Stored data:
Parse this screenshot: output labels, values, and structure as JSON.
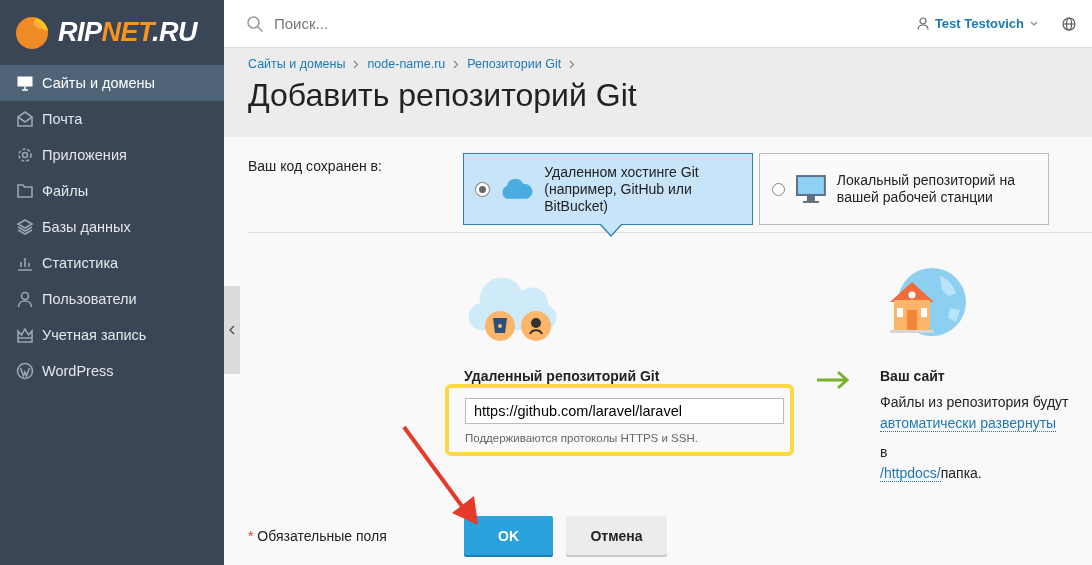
{
  "logo": {
    "parts": [
      {
        "text": "RIP",
        "accent": false
      },
      {
        "text": "NET",
        "accent": true
      },
      {
        "text": ".RU",
        "accent": false
      }
    ]
  },
  "sidebar": {
    "items": [
      {
        "label": "Сайты и домены",
        "selected": true
      },
      {
        "label": "Почта",
        "selected": false
      },
      {
        "label": "Приложения",
        "selected": false
      },
      {
        "label": "Файлы",
        "selected": false
      },
      {
        "label": "Базы данных",
        "selected": false
      },
      {
        "label": "Статистика",
        "selected": false
      },
      {
        "label": "Пользователи",
        "selected": false
      },
      {
        "label": "Учетная запись",
        "selected": false
      },
      {
        "label": "WordPress",
        "selected": false
      }
    ]
  },
  "header": {
    "search": {
      "placeholder": "Поиск..."
    },
    "user": "Test Testovich"
  },
  "breadcrumbs": [
    "Сайты и домены",
    "node-name.ru",
    "Репозитории Git"
  ],
  "title": "Добавить репозиторий Git",
  "source": {
    "label": "Ваш код сохранен в:",
    "options": [
      {
        "kind": "remote",
        "label": "Удаленном хостинге Git (например, GitHub или BitBucket)",
        "selected": true
      },
      {
        "kind": "local",
        "label": "Локальный репозиторий на вашей рабочей станции",
        "selected": false
      }
    ]
  },
  "remote": {
    "label": "Удаленный репозиторий Git",
    "value": "https://github.com/laravel/laravel",
    "hint": "Поддерживаются протоколы HTTPS и SSH.",
    "highlighted": true
  },
  "site": {
    "title": "Ваш сайт",
    "text": "Файлы из репозитория будут",
    "link": "автоматически развернуты",
    "text2": "в",
    "path_link": "/httpdocs/",
    "text3": "папка."
  },
  "required": {
    "mark": "*",
    "note": "Обязательные поля"
  },
  "buttons": [
    {
      "kind": "primary",
      "label": "OK"
    },
    {
      "kind": "secondary",
      "label": "Отмена"
    }
  ]
}
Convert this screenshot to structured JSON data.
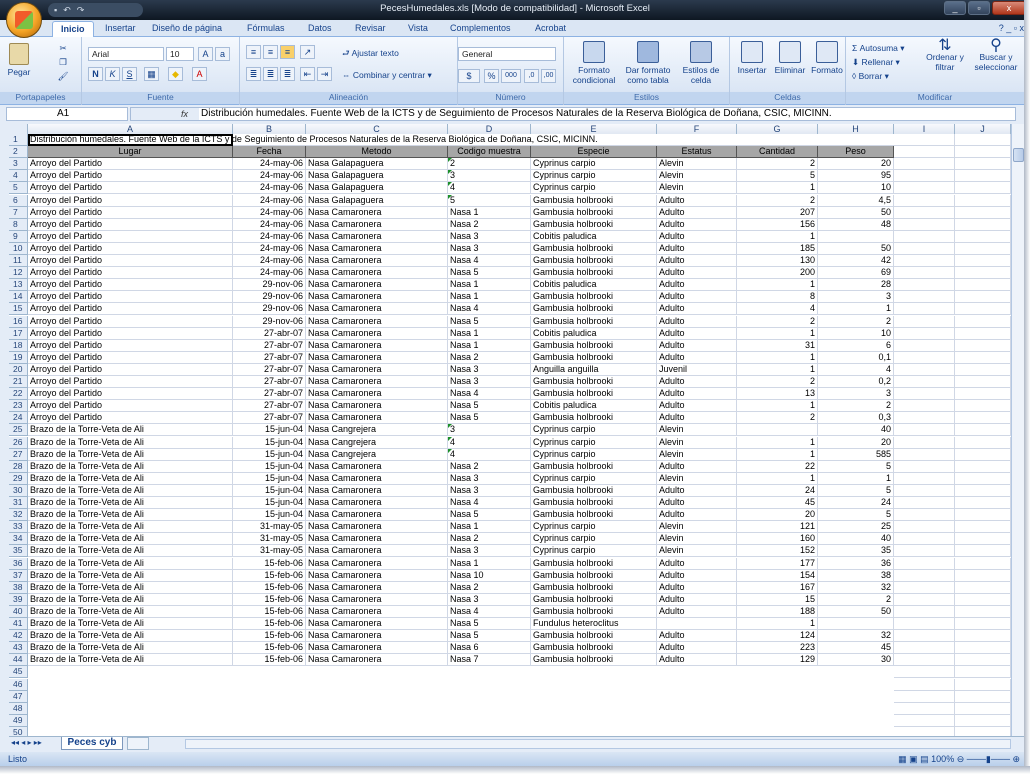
{
  "window": {
    "title": "PecesHumedales.xls  [Modo de compatibilidad] - Microsoft Excel",
    "controls": [
      "_",
      "▫",
      "x"
    ]
  },
  "tabs": [
    "Inicio",
    "Insertar",
    "Diseño de página",
    "Fórmulas",
    "Datos",
    "Revisar",
    "Vista",
    "Complementos",
    "Acrobat"
  ],
  "ribbon": {
    "paste": "Pegar",
    "clipboard_label": "Portapapeles",
    "font_name": "Arial",
    "font_size": "10",
    "font_label": "Fuente",
    "wrap_text": "Ajustar texto",
    "merge_center": "Combinar y centrar",
    "align_label": "Alineación",
    "number_format": "General",
    "number_label": "Número",
    "cond_format": "Formato condicional",
    "format_table": "Dar formato como tabla",
    "cell_styles": "Estilos de celda",
    "styles_label": "Estilos",
    "insert": "Insertar",
    "delete": "Eliminar",
    "format": "Formato",
    "cells_label": "Celdas",
    "autosum": "Autosuma",
    "fill": "Rellenar",
    "clear": "Borrar",
    "sort_filter": "Ordenar y filtrar",
    "find_select": "Buscar y seleccionar",
    "modify_label": "Modificar"
  },
  "formula_bar": {
    "name_box": "A1",
    "fx": "fx",
    "content": "Distribución humedales. Fuente Web de la ICTS y de Seguimiento de Procesos Naturales de la Reserva Biológica de Doñana, CSIC, MICINN."
  },
  "columns": [
    "A",
    "B",
    "C",
    "D",
    "E",
    "F",
    "G",
    "H",
    "I",
    "J"
  ],
  "title_cell": "Distribución humedales. Fuente Web de la ICTS y de Seguimiento de Procesos Naturales de la Reserva Biológica de Doñana, CSIC, MICINN.",
  "headers": [
    "Lugar",
    "Fecha",
    "Metodo",
    "Codigo muestra",
    "Especie",
    "Estatus",
    "Cantidad",
    "Peso"
  ],
  "rows": [
    [
      "Arroyo del Partido",
      "24-may-06",
      "Nasa Galapaguera",
      "2",
      "Cyprinus carpio",
      "Alevin",
      "2",
      "20"
    ],
    [
      "Arroyo del Partido",
      "24-may-06",
      "Nasa Galapaguera",
      "3",
      "Cyprinus carpio",
      "Alevin",
      "5",
      "95"
    ],
    [
      "Arroyo del Partido",
      "24-may-06",
      "Nasa Galapaguera",
      "4",
      "Cyprinus carpio",
      "Alevin",
      "1",
      "10"
    ],
    [
      "Arroyo del Partido",
      "24-may-06",
      "Nasa Galapaguera",
      "5",
      "Gambusia holbrooki",
      "Adulto",
      "2",
      "4,5"
    ],
    [
      "Arroyo del Partido",
      "24-may-06",
      "Nasa Camaronera",
      "Nasa 1",
      "Gambusia holbrooki",
      "Adulto",
      "207",
      "50"
    ],
    [
      "Arroyo del Partido",
      "24-may-06",
      "Nasa Camaronera",
      "Nasa 2",
      "Gambusia holbrooki",
      "Adulto",
      "156",
      "48"
    ],
    [
      "Arroyo del Partido",
      "24-may-06",
      "Nasa Camaronera",
      "Nasa 3",
      "Cobitis paludica",
      "Adulto",
      "1",
      ""
    ],
    [
      "Arroyo del Partido",
      "24-may-06",
      "Nasa Camaronera",
      "Nasa 3",
      "Gambusia holbrooki",
      "Adulto",
      "185",
      "50"
    ],
    [
      "Arroyo del Partido",
      "24-may-06",
      "Nasa Camaronera",
      "Nasa 4",
      "Gambusia holbrooki",
      "Adulto",
      "130",
      "42"
    ],
    [
      "Arroyo del Partido",
      "24-may-06",
      "Nasa Camaronera",
      "Nasa 5",
      "Gambusia holbrooki",
      "Adulto",
      "200",
      "69"
    ],
    [
      "Arroyo del Partido",
      "29-nov-06",
      "Nasa Camaronera",
      "Nasa 1",
      "Cobitis paludica",
      "Adulto",
      "1",
      "28"
    ],
    [
      "Arroyo del Partido",
      "29-nov-06",
      "Nasa Camaronera",
      "Nasa 1",
      "Gambusia holbrooki",
      "Adulto",
      "8",
      "3"
    ],
    [
      "Arroyo del Partido",
      "29-nov-06",
      "Nasa Camaronera",
      "Nasa 4",
      "Gambusia holbrooki",
      "Adulto",
      "4",
      "1"
    ],
    [
      "Arroyo del Partido",
      "29-nov-06",
      "Nasa Camaronera",
      "Nasa 5",
      "Gambusia holbrooki",
      "Adulto",
      "2",
      "2"
    ],
    [
      "Arroyo del Partido",
      "27-abr-07",
      "Nasa Camaronera",
      "Nasa 1",
      "Cobitis paludica",
      "Adulto",
      "1",
      "10"
    ],
    [
      "Arroyo del Partido",
      "27-abr-07",
      "Nasa Camaronera",
      "Nasa 1",
      "Gambusia holbrooki",
      "Adulto",
      "31",
      "6"
    ],
    [
      "Arroyo del Partido",
      "27-abr-07",
      "Nasa Camaronera",
      "Nasa 2",
      "Gambusia holbrooki",
      "Adulto",
      "1",
      "0,1"
    ],
    [
      "Arroyo del Partido",
      "27-abr-07",
      "Nasa Camaronera",
      "Nasa 3",
      "Anguilla anguilla",
      "Juvenil",
      "1",
      "4"
    ],
    [
      "Arroyo del Partido",
      "27-abr-07",
      "Nasa Camaronera",
      "Nasa 3",
      "Gambusia holbrooki",
      "Adulto",
      "2",
      "0,2"
    ],
    [
      "Arroyo del Partido",
      "27-abr-07",
      "Nasa Camaronera",
      "Nasa 4",
      "Gambusia holbrooki",
      "Adulto",
      "13",
      "3"
    ],
    [
      "Arroyo del Partido",
      "27-abr-07",
      "Nasa Camaronera",
      "Nasa 5",
      "Cobitis paludica",
      "Adulto",
      "1",
      "2"
    ],
    [
      "Arroyo del Partido",
      "27-abr-07",
      "Nasa Camaronera",
      "Nasa 5",
      "Gambusia holbrooki",
      "Adulto",
      "2",
      "0,3"
    ],
    [
      "Brazo de la Torre-Veta de Ali",
      "15-jun-04",
      "Nasa Cangrejera",
      "3",
      "Cyprinus carpio",
      "Alevin",
      "",
      "40"
    ],
    [
      "Brazo de la Torre-Veta de Ali",
      "15-jun-04",
      "Nasa Cangrejera",
      "4",
      "Cyprinus carpio",
      "Alevin",
      "1",
      "20"
    ],
    [
      "Brazo de la Torre-Veta de Ali",
      "15-jun-04",
      "Nasa Cangrejera",
      "4",
      "Cyprinus carpio",
      "Alevin",
      "1",
      "585"
    ],
    [
      "Brazo de la Torre-Veta de Ali",
      "15-jun-04",
      "Nasa Camaronera",
      "Nasa 2",
      "Gambusia holbrooki",
      "Adulto",
      "22",
      "5"
    ],
    [
      "Brazo de la Torre-Veta de Ali",
      "15-jun-04",
      "Nasa Camaronera",
      "Nasa 3",
      "Cyprinus carpio",
      "Alevin",
      "1",
      "1"
    ],
    [
      "Brazo de la Torre-Veta de Ali",
      "15-jun-04",
      "Nasa Camaronera",
      "Nasa 3",
      "Gambusia holbrooki",
      "Adulto",
      "24",
      "5"
    ],
    [
      "Brazo de la Torre-Veta de Ali",
      "15-jun-04",
      "Nasa Camaronera",
      "Nasa 4",
      "Gambusia holbrooki",
      "Adulto",
      "45",
      "24"
    ],
    [
      "Brazo de la Torre-Veta de Ali",
      "15-jun-04",
      "Nasa Camaronera",
      "Nasa 5",
      "Gambusia holbrooki",
      "Adulto",
      "20",
      "5"
    ],
    [
      "Brazo de la Torre-Veta de Ali",
      "31-may-05",
      "Nasa Camaronera",
      "Nasa 1",
      "Cyprinus carpio",
      "Alevin",
      "121",
      "25"
    ],
    [
      "Brazo de la Torre-Veta de Ali",
      "31-may-05",
      "Nasa Camaronera",
      "Nasa 2",
      "Cyprinus carpio",
      "Alevin",
      "160",
      "40"
    ],
    [
      "Brazo de la Torre-Veta de Ali",
      "31-may-05",
      "Nasa Camaronera",
      "Nasa 3",
      "Cyprinus carpio",
      "Alevin",
      "152",
      "35"
    ],
    [
      "Brazo de la Torre-Veta de Ali",
      "15-feb-06",
      "Nasa Camaronera",
      "Nasa 1",
      "Gambusia holbrooki",
      "Adulto",
      "177",
      "36"
    ],
    [
      "Brazo de la Torre-Veta de Ali",
      "15-feb-06",
      "Nasa Camaronera",
      "Nasa 10",
      "Gambusia holbrooki",
      "Adulto",
      "154",
      "38"
    ],
    [
      "Brazo de la Torre-Veta de Ali",
      "15-feb-06",
      "Nasa Camaronera",
      "Nasa 2",
      "Gambusia holbrooki",
      "Adulto",
      "167",
      "32"
    ],
    [
      "Brazo de la Torre-Veta de Ali",
      "15-feb-06",
      "Nasa Camaronera",
      "Nasa 3",
      "Gambusia holbrooki",
      "Adulto",
      "15",
      "2"
    ],
    [
      "Brazo de la Torre-Veta de Ali",
      "15-feb-06",
      "Nasa Camaronera",
      "Nasa 4",
      "Gambusia holbrooki",
      "Adulto",
      "188",
      "50"
    ],
    [
      "Brazo de la Torre-Veta de Ali",
      "15-feb-06",
      "Nasa Camaronera",
      "Nasa 5",
      "Fundulus heteroclitus",
      "",
      "1",
      ""
    ],
    [
      "Brazo de la Torre-Veta de Ali",
      "15-feb-06",
      "Nasa Camaronera",
      "Nasa 5",
      "Gambusia holbrooki",
      "Adulto",
      "124",
      "32"
    ],
    [
      "Brazo de la Torre-Veta de Ali",
      "15-feb-06",
      "Nasa Camaronera",
      "Nasa 6",
      "Gambusia holbrooki",
      "Adulto",
      "223",
      "45"
    ],
    [
      "Brazo de la Torre-Veta de Ali",
      "15-feb-06",
      "Nasa Camaronera",
      "Nasa 7",
      "Gambusia holbrooki",
      "Adulto",
      "129",
      "30"
    ]
  ],
  "sheet_tab": "Peces cyb",
  "status": "Listo",
  "zoom": "100%"
}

• Requirements:
Report the number of lines in the listing where the string "Estilos" appears, and nothing besides.

• Exercise solution:
2